(Items from a dataset)
(begin)

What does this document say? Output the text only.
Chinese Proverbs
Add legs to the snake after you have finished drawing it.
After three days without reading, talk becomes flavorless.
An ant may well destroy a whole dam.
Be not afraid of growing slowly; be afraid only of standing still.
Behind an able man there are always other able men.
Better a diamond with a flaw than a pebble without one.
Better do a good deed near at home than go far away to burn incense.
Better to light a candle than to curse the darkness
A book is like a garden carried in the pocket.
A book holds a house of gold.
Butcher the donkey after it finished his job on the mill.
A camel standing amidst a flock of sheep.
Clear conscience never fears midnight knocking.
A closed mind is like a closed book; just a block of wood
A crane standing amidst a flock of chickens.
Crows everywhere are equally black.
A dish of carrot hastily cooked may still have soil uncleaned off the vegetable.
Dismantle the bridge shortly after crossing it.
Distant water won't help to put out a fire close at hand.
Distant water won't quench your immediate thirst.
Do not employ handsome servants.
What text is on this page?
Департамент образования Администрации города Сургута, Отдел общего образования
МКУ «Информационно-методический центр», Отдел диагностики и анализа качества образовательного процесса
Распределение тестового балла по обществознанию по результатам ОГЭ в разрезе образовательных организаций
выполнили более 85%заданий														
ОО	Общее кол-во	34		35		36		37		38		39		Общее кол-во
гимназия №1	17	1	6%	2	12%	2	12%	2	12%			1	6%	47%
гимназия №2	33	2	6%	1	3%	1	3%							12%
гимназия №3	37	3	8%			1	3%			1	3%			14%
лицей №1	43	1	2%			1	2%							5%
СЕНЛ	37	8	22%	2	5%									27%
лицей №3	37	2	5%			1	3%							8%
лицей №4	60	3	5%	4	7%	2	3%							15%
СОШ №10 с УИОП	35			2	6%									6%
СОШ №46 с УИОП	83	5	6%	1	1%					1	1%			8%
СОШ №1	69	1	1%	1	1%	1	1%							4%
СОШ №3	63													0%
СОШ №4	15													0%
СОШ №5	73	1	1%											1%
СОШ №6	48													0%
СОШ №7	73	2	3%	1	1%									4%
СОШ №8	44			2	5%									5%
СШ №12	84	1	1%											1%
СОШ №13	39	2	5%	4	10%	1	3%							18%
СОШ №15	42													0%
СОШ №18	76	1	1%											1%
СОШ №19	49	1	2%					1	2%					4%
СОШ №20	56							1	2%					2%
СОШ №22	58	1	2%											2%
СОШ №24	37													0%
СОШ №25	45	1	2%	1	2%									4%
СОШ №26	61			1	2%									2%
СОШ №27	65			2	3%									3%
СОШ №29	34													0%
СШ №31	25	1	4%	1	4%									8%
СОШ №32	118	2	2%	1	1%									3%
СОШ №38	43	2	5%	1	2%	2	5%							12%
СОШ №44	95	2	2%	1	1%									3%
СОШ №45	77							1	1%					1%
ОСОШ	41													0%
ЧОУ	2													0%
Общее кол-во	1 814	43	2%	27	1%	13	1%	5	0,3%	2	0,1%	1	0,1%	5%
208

(end)

Stated problem
In the material above, show every line where the word "What" turns up.

Solution to the exercise
What does this document say? Output the text only.
What text is on this page?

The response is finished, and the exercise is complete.